> WHAT YOU ARE ASKED TO DO
Look through the material and tally each line bearing the word "Montpellier". Give only the total.

Data records
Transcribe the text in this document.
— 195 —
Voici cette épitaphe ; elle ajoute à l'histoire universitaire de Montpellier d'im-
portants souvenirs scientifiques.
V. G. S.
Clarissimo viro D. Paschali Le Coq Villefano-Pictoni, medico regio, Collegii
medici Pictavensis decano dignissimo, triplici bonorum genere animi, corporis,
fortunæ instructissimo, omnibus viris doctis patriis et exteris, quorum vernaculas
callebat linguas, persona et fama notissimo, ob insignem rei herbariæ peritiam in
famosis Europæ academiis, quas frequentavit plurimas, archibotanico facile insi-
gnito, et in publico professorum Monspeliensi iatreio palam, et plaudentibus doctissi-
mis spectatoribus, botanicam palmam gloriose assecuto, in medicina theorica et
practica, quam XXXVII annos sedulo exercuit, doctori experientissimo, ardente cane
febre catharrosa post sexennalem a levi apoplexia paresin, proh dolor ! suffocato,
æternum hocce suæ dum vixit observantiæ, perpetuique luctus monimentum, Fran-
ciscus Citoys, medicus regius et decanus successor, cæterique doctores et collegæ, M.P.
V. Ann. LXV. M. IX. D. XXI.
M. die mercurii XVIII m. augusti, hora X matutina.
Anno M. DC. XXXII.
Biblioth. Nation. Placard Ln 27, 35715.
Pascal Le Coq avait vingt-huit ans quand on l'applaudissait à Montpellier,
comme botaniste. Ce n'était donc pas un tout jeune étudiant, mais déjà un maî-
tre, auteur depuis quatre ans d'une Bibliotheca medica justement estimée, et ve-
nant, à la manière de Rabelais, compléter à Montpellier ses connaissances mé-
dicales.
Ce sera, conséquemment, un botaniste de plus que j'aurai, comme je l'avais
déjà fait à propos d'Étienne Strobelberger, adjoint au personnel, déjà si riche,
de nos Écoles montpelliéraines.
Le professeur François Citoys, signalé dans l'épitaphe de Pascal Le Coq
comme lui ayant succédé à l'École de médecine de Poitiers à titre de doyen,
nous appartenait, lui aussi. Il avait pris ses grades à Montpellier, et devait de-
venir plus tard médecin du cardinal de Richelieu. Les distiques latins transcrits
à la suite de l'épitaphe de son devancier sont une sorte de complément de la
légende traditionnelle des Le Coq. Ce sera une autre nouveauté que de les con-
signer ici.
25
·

> WRITTEN RESPONSE
4